» **Challenge**:
Without the pictures, give the entries below again exactly as written.

====== Data supplied

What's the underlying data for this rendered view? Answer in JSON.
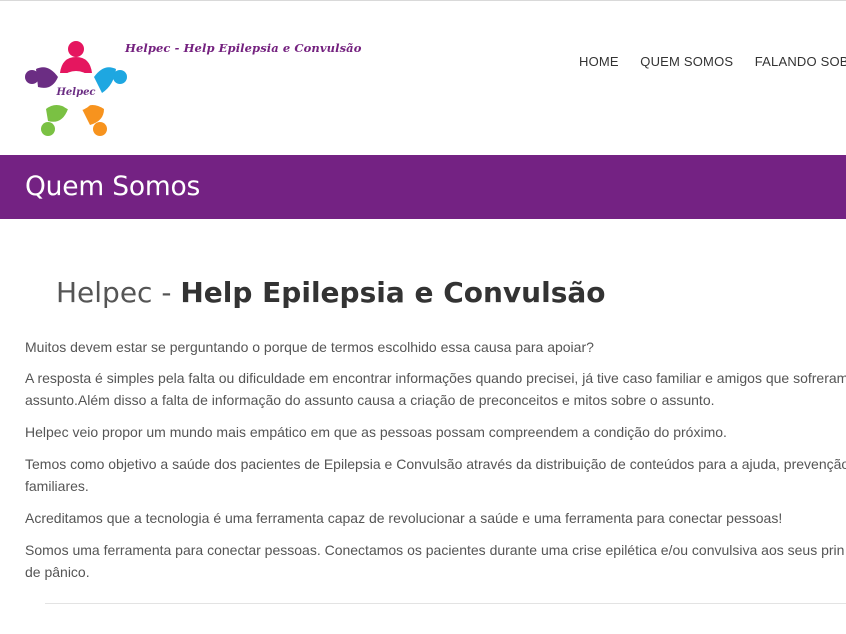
{
  "header": {
    "tagline": "Helpec - Help Epilepsia e Convulsão",
    "logo_text": "Helpec",
    "logo_colors": [
      "#e5165f",
      "#1ea7e1",
      "#f7931e",
      "#7ac143",
      "#6b2d83"
    ]
  },
  "nav": {
    "items": [
      {
        "label": "HOME"
      },
      {
        "label": "QUEM SOMOS"
      },
      {
        "label": "FALANDO SOBRE"
      }
    ]
  },
  "banner": {
    "title": "Quem Somos",
    "color": "#742283"
  },
  "main": {
    "heading_light": "Helpec - ",
    "heading_bold": "Help Epilepsia e Convulsão",
    "paragraphs": [
      {
        "lines": [
          "Muitos devem estar se perguntando o porque de termos escolhido essa causa para apoiar?"
        ]
      },
      {
        "lines": [
          "A resposta é simples pela falta ou dificuldade em encontrar informações quando precisei, já tive caso familiar e amigos que sofreram",
          "assunto.Além disso a falta de informação do assunto causa a criação de preconceitos e mitos sobre o assunto."
        ]
      },
      {
        "lines": [
          "Helpec veio propor um mundo mais empático em que as pessoas possam compreendem a condição do próximo."
        ]
      },
      {
        "lines": [
          "Temos como objetivo a saúde dos pacientes de Epilepsia e Convulsão através da distribuição de conteúdos para a ajuda, prevenção",
          "familiares."
        ]
      },
      {
        "lines": [
          "Acreditamos que a tecnologia é uma ferramenta capaz de revolucionar a saúde e uma ferramenta para conectar pessoas!"
        ]
      },
      {
        "lines": [
          "Somos uma ferramenta para conectar pessoas. Conectamos os pacientes durante uma crise epilética e/ou convulsiva aos seus prin",
          "de pânico."
        ]
      }
    ]
  }
}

============

» **Reply**:
What's the underlying data for this rendered view? Answer in JSON.
{
  "header": {
    "tagline": "Helpec - Help Epilepsia e Convulsão",
    "logo_text": "Helpec",
    "logo_colors": [
      "#e5165f",
      "#1ea7e1",
      "#f7931e",
      "#7ac143",
      "#6b2d83"
    ]
  },
  "nav": {
    "items": [
      {
        "label": "HOME"
      },
      {
        "label": "QUEM SOMOS"
      },
      {
        "label": "FALANDO SOBRE"
      }
    ]
  },
  "banner": {
    "title": "Quem Somos",
    "color": "#742283"
  },
  "main": {
    "heading_light": "Helpec - ",
    "heading_bold": "Help Epilepsia e Convulsão",
    "paragraphs": [
      {
        "lines": [
          "Muitos devem estar se perguntando o porque de termos escolhido essa causa para apoiar?"
        ]
      },
      {
        "lines": [
          "A resposta é simples pela falta ou dificuldade em encontrar informações quando precisei, já tive caso familiar e amigos que sofreram",
          "assunto.Além disso a falta de informação do assunto causa a criação de preconceitos e mitos sobre o assunto."
        ]
      },
      {
        "lines": [
          "Helpec veio propor um mundo mais empático em que as pessoas possam compreendem a condição do próximo."
        ]
      },
      {
        "lines": [
          "Temos como objetivo a saúde dos pacientes de Epilepsia e Convulsão através da distribuição de conteúdos para a ajuda, prevenção",
          "familiares."
        ]
      },
      {
        "lines": [
          "Acreditamos que a tecnologia é uma ferramenta capaz de revolucionar a saúde e uma ferramenta para conectar pessoas!"
        ]
      },
      {
        "lines": [
          "Somos uma ferramenta para conectar pessoas. Conectamos os pacientes durante uma crise epilética e/ou convulsiva aos seus prin",
          "de pânico."
        ]
      }
    ]
  }
}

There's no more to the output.